▶ _Records for the exercise_

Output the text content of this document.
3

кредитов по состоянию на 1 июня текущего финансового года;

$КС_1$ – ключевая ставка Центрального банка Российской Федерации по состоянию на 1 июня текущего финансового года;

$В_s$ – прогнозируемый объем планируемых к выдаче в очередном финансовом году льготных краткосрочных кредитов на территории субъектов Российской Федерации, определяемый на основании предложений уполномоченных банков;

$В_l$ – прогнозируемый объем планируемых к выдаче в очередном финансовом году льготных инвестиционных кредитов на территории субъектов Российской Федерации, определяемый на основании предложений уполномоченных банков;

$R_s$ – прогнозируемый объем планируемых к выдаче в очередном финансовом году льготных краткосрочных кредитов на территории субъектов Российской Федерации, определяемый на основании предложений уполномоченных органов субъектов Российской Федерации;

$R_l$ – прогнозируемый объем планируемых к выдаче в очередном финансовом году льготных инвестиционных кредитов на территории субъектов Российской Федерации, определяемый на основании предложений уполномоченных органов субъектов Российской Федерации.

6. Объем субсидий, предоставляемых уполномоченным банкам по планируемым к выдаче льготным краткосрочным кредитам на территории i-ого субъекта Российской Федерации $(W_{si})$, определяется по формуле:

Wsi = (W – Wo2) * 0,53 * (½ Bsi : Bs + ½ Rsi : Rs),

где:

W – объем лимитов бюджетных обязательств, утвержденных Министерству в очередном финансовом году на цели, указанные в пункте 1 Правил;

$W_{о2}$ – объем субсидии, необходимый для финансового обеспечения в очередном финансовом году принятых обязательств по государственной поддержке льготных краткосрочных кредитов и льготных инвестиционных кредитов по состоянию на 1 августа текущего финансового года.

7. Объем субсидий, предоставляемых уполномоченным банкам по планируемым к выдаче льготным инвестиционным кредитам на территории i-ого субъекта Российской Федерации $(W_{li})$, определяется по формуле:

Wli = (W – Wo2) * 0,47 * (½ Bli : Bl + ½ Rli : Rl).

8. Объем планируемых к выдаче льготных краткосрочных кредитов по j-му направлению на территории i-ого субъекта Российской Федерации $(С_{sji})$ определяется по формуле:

---

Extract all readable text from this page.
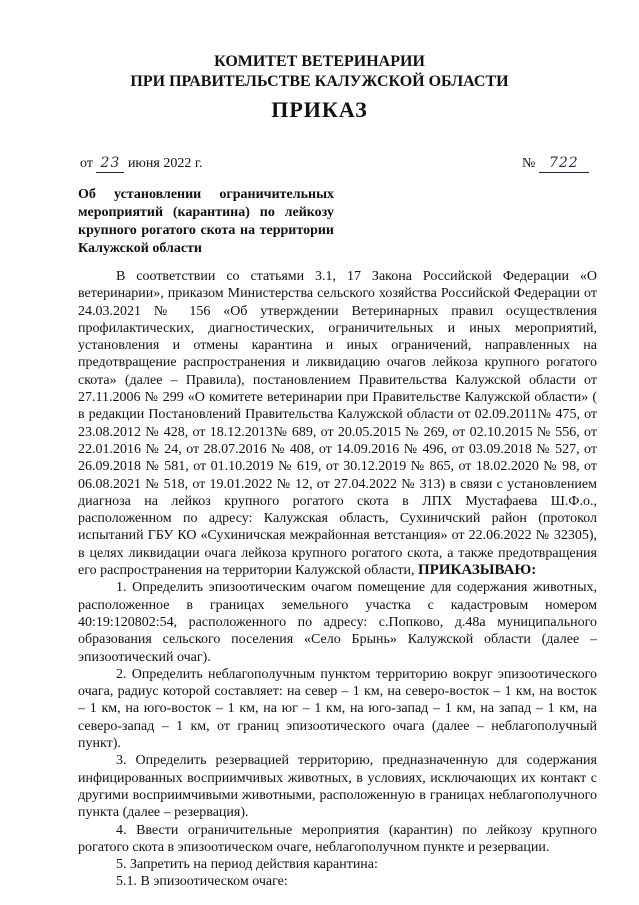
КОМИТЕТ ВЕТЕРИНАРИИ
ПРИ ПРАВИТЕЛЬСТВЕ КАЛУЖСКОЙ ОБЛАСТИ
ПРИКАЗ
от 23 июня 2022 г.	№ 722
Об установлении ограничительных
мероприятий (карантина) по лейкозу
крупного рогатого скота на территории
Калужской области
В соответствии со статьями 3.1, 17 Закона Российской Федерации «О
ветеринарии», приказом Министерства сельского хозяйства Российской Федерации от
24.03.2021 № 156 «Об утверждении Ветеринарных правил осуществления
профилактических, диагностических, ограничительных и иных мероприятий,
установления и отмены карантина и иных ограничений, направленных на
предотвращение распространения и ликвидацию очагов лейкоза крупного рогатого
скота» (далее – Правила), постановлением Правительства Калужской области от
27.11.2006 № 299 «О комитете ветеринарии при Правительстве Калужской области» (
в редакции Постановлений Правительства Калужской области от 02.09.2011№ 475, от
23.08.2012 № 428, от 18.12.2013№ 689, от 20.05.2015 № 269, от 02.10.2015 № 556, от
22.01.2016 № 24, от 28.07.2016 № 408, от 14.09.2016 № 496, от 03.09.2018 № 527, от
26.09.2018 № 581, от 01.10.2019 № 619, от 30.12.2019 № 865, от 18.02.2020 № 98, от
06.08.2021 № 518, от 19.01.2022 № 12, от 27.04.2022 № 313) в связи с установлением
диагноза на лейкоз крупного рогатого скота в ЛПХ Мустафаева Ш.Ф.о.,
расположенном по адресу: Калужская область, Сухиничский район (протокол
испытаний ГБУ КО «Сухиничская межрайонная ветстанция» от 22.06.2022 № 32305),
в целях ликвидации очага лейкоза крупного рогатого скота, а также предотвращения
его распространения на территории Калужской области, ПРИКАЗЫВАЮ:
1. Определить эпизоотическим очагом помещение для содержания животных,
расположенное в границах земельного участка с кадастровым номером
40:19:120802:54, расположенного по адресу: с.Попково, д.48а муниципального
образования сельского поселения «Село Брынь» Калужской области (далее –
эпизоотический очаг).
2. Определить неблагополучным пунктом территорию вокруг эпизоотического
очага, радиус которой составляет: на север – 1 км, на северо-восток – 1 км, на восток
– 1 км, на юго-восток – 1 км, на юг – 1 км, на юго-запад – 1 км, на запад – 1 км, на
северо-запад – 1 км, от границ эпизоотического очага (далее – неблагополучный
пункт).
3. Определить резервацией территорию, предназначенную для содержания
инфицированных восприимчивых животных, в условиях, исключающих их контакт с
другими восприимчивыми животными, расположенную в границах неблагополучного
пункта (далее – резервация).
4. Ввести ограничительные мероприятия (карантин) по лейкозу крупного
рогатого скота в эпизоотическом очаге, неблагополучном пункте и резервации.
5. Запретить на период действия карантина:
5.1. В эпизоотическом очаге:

▶ _Directions_
Copy out each line of the records that holds the string "text".

▶ _Solution for this exercise_
Output the text content of this document.
Extract all readable text from this page.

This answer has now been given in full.